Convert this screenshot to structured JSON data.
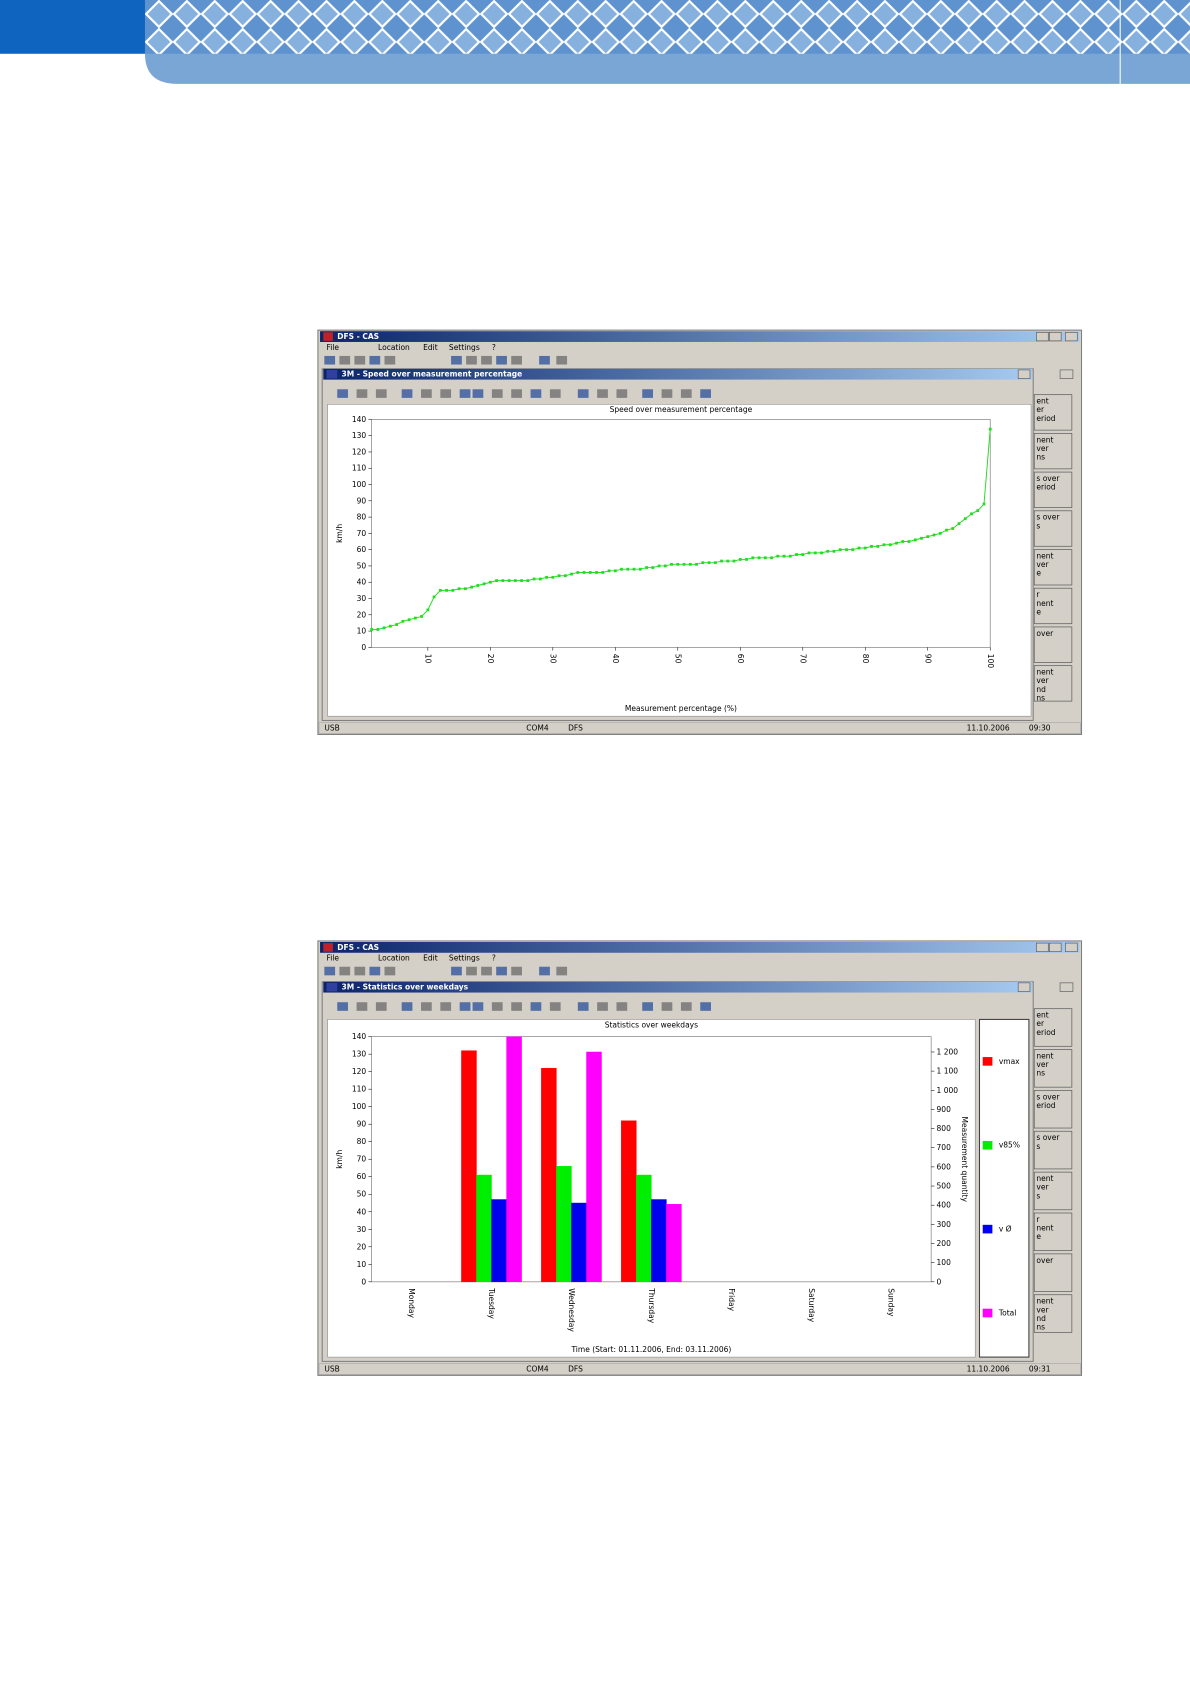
{
  "screenshots": [
    {
      "app_title": "DFS - CAS",
      "menu": [
        "File",
        "Location",
        "Edit",
        "Settings",
        "?"
      ],
      "window_title": "3M - Speed over measurement percentage",
      "side_buttons": [
        [
          "ent",
          "er",
          "eriod"
        ],
        [
          "nent",
          "ver",
          "ns"
        ],
        [
          "s over",
          "eriod"
        ],
        [
          "s over",
          "s"
        ],
        [
          "nent",
          "ver",
          "e"
        ],
        [
          "r",
          "nent",
          "e"
        ],
        [
          "over"
        ],
        [
          "nent",
          "ver",
          "nd",
          "ns"
        ]
      ],
      "status": [
        "USB",
        "COM4",
        "DFS",
        "11.10.2006",
        "09:30"
      ],
      "chart": {
        "type": "line",
        "title": "Speed over measurement percentage",
        "x_label": "Measurement percentage (%)",
        "y_label": "km/h",
        "x": [
          1,
          2,
          3,
          4,
          5,
          6,
          7,
          8,
          9,
          10,
          11,
          12,
          13,
          14,
          15,
          16,
          17,
          18,
          19,
          20,
          21,
          22,
          23,
          24,
          25,
          26,
          27,
          28,
          29,
          30,
          31,
          32,
          33,
          34,
          35,
          36,
          37,
          38,
          39,
          40,
          41,
          42,
          43,
          44,
          45,
          46,
          47,
          48,
          49,
          50,
          51,
          52,
          53,
          54,
          55,
          56,
          57,
          58,
          59,
          60,
          61,
          62,
          63,
          64,
          65,
          66,
          67,
          68,
          69,
          70,
          71,
          72,
          73,
          74,
          75,
          76,
          77,
          78,
          79,
          80,
          81,
          82,
          83,
          84,
          85,
          86,
          87,
          88,
          89,
          90,
          91,
          92,
          93,
          94,
          95,
          96,
          97,
          98,
          99,
          100
        ],
        "series": [
          {
            "color": "#22dd22",
            "values": [
              11,
              11,
              12,
              13,
              14,
              16,
              17,
              18,
              19,
              23,
              31,
              35,
              35,
              35,
              36,
              36,
              37,
              38,
              39,
              40,
              41,
              41,
              41,
              41,
              41,
              41,
              42,
              42,
              43,
              43,
              44,
              44,
              45,
              46,
              46,
              46,
              46,
              46,
              47,
              47,
              48,
              48,
              48,
              48,
              49,
              49,
              50,
              50,
              51,
              51,
              51,
              51,
              51,
              52,
              52,
              52,
              53,
              53,
              53,
              54,
              54,
              55,
              55,
              55,
              55,
              56,
              56,
              56,
              57,
              57,
              58,
              58,
              58,
              59,
              59,
              60,
              60,
              60,
              61,
              61,
              62,
              62,
              63,
              63,
              64,
              65,
              65,
              66,
              67,
              68,
              69,
              70,
              72,
              73,
              76,
              79,
              82,
              84,
              88,
              134
            ]
          }
        ],
        "xlim": [
          1,
          100
        ],
        "xticks": [
          10,
          20,
          30,
          40,
          50,
          60,
          70,
          80,
          90,
          100
        ],
        "ylim": [
          0,
          140
        ],
        "yticks": [
          0,
          10,
          20,
          30,
          40,
          50,
          60,
          70,
          80,
          90,
          100,
          110,
          120,
          130,
          140
        ]
      }
    },
    {
      "app_title": "DFS - CAS",
      "menu": [
        "File",
        "Location",
        "Edit",
        "Settings",
        "?"
      ],
      "window_title": "3M - Statistics over weekdays",
      "side_buttons": [
        [
          "ent",
          "er",
          "eriod"
        ],
        [
          "nent",
          "ver",
          "ns"
        ],
        [
          "s over",
          "eriod"
        ],
        [
          "s over",
          "s"
        ],
        [
          "nent",
          "ver",
          "s"
        ],
        [
          "r",
          "nent",
          "e"
        ],
        [
          "over"
        ],
        [
          "nent",
          "ver",
          "nd",
          "ns"
        ]
      ],
      "status": [
        "USB",
        "COM4",
        "DFS",
        "11.10.2006",
        "09:31"
      ],
      "chart": {
        "type": "bar",
        "title": "Statistics over weekdays",
        "x_label": "Time (Start: 01.11.2006, End: 03.11.2006)",
        "y_label": "km/h",
        "y2_label": "Measurement quantity",
        "categories": [
          "Monday",
          "Tuesday",
          "Wednesday",
          "Thursday",
          "Friday",
          "Saturday",
          "Sunday"
        ],
        "series": [
          {
            "name": "vmax",
            "color": "#ff0000",
            "values": [
              0,
              132,
              122,
              92,
              0,
              0,
              0
            ]
          },
          {
            "name": "v85%",
            "color": "#00ee00",
            "values": [
              0,
              61,
              66,
              61,
              0,
              0,
              0
            ]
          },
          {
            "name": "v Ø",
            "color": "#0000ee",
            "values": [
              0,
              47,
              45,
              47,
              0,
              0,
              0
            ]
          },
          {
            "name": "Total",
            "color": "#ff00ff",
            "axis": "y2",
            "values": [
              0,
              1280,
              1200,
              405,
              0,
              0,
              0
            ]
          }
        ],
        "ylim": [
          0,
          140
        ],
        "yticks": [
          0,
          10,
          20,
          30,
          40,
          50,
          60,
          70,
          80,
          90,
          100,
          110,
          120,
          130,
          140
        ],
        "y2lim": [
          0,
          1280
        ],
        "y2ticks": [
          0,
          100,
          200,
          300,
          400,
          500,
          600,
          700,
          800,
          900,
          {
            "value": 1000,
            "label": "1 000"
          },
          {
            "value": 1100,
            "label": "1 100"
          },
          {
            "value": 1200,
            "label": "1 200"
          }
        ],
        "legend": "right"
      }
    }
  ]
}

→ Requirements: Exclude every picture and copy the remaining data exactly.

→ Solution for this exercise:
Convert this screenshot to structured JSON data.
{
  "screenshots": [
    {
      "app_title": "DFS - CAS",
      "menu": [
        "File",
        "Location",
        "Edit",
        "Settings",
        "?"
      ],
      "window_title": "3M - Speed over measurement percentage",
      "side_buttons": [
        [
          "ent",
          "er",
          "eriod"
        ],
        [
          "nent",
          "ver",
          "ns"
        ],
        [
          "s over",
          "eriod"
        ],
        [
          "s over",
          "s"
        ],
        [
          "nent",
          "ver",
          "e"
        ],
        [
          "r",
          "nent",
          "e"
        ],
        [
          "over"
        ],
        [
          "nent",
          "ver",
          "nd",
          "ns"
        ]
      ],
      "status": [
        "USB",
        "COM4",
        "DFS",
        "11.10.2006",
        "09:30"
      ],
      "chart": {
        "type": "line",
        "title": "Speed over measurement percentage",
        "x_label": "Measurement percentage (%)",
        "y_label": "km/h",
        "x": [
          1,
          2,
          3,
          4,
          5,
          6,
          7,
          8,
          9,
          10,
          11,
          12,
          13,
          14,
          15,
          16,
          17,
          18,
          19,
          20,
          21,
          22,
          23,
          24,
          25,
          26,
          27,
          28,
          29,
          30,
          31,
          32,
          33,
          34,
          35,
          36,
          37,
          38,
          39,
          40,
          41,
          42,
          43,
          44,
          45,
          46,
          47,
          48,
          49,
          50,
          51,
          52,
          53,
          54,
          55,
          56,
          57,
          58,
          59,
          60,
          61,
          62,
          63,
          64,
          65,
          66,
          67,
          68,
          69,
          70,
          71,
          72,
          73,
          74,
          75,
          76,
          77,
          78,
          79,
          80,
          81,
          82,
          83,
          84,
          85,
          86,
          87,
          88,
          89,
          90,
          91,
          92,
          93,
          94,
          95,
          96,
          97,
          98,
          99,
          100
        ],
        "series": [
          {
            "color": "#22dd22",
            "values": [
              11,
              11,
              12,
              13,
              14,
              16,
              17,
              18,
              19,
              23,
              31,
              35,
              35,
              35,
              36,
              36,
              37,
              38,
              39,
              40,
              41,
              41,
              41,
              41,
              41,
              41,
              42,
              42,
              43,
              43,
              44,
              44,
              45,
              46,
              46,
              46,
              46,
              46,
              47,
              47,
              48,
              48,
              48,
              48,
              49,
              49,
              50,
              50,
              51,
              51,
              51,
              51,
              51,
              52,
              52,
              52,
              53,
              53,
              53,
              54,
              54,
              55,
              55,
              55,
              55,
              56,
              56,
              56,
              57,
              57,
              58,
              58,
              58,
              59,
              59,
              60,
              60,
              60,
              61,
              61,
              62,
              62,
              63,
              63,
              64,
              65,
              65,
              66,
              67,
              68,
              69,
              70,
              72,
              73,
              76,
              79,
              82,
              84,
              88,
              134
            ]
          }
        ],
        "xlim": [
          1,
          100
        ],
        "xticks": [
          10,
          20,
          30,
          40,
          50,
          60,
          70,
          80,
          90,
          100
        ],
        "ylim": [
          0,
          140
        ],
        "yticks": [
          0,
          10,
          20,
          30,
          40,
          50,
          60,
          70,
          80,
          90,
          100,
          110,
          120,
          130,
          140
        ]
      }
    },
    {
      "app_title": "DFS - CAS",
      "menu": [
        "File",
        "Location",
        "Edit",
        "Settings",
        "?"
      ],
      "window_title": "3M - Statistics over weekdays",
      "side_buttons": [
        [
          "ent",
          "er",
          "eriod"
        ],
        [
          "nent",
          "ver",
          "ns"
        ],
        [
          "s over",
          "eriod"
        ],
        [
          "s over",
          "s"
        ],
        [
          "nent",
          "ver",
          "s"
        ],
        [
          "r",
          "nent",
          "e"
        ],
        [
          "over"
        ],
        [
          "nent",
          "ver",
          "nd",
          "ns"
        ]
      ],
      "status": [
        "USB",
        "COM4",
        "DFS",
        "11.10.2006",
        "09:31"
      ],
      "chart": {
        "type": "bar",
        "title": "Statistics over weekdays",
        "x_label": "Time (Start: 01.11.2006, End: 03.11.2006)",
        "y_label": "km/h",
        "y2_label": "Measurement quantity",
        "categories": [
          "Monday",
          "Tuesday",
          "Wednesday",
          "Thursday",
          "Friday",
          "Saturday",
          "Sunday"
        ],
        "series": [
          {
            "name": "vmax",
            "color": "#ff0000",
            "values": [
              0,
              132,
              122,
              92,
              0,
              0,
              0
            ]
          },
          {
            "name": "v85%",
            "color": "#00ee00",
            "values": [
              0,
              61,
              66,
              61,
              0,
              0,
              0
            ]
          },
          {
            "name": "v Ø",
            "color": "#0000ee",
            "values": [
              0,
              47,
              45,
              47,
              0,
              0,
              0
            ]
          },
          {
            "name": "Total",
            "color": "#ff00ff",
            "axis": "y2",
            "values": [
              0,
              1280,
              1200,
              405,
              0,
              0,
              0
            ]
          }
        ],
        "ylim": [
          0,
          140
        ],
        "yticks": [
          0,
          10,
          20,
          30,
          40,
          50,
          60,
          70,
          80,
          90,
          100,
          110,
          120,
          130,
          140
        ],
        "y2lim": [
          0,
          1280
        ],
        "y2ticks": [
          0,
          100,
          200,
          300,
          400,
          500,
          600,
          700,
          800,
          900,
          {
            "value": 1000,
            "label": "1 000"
          },
          {
            "value": 1100,
            "label": "1 100"
          },
          {
            "value": 1200,
            "label": "1 200"
          }
        ],
        "legend": "right"
      }
    }
  ]
}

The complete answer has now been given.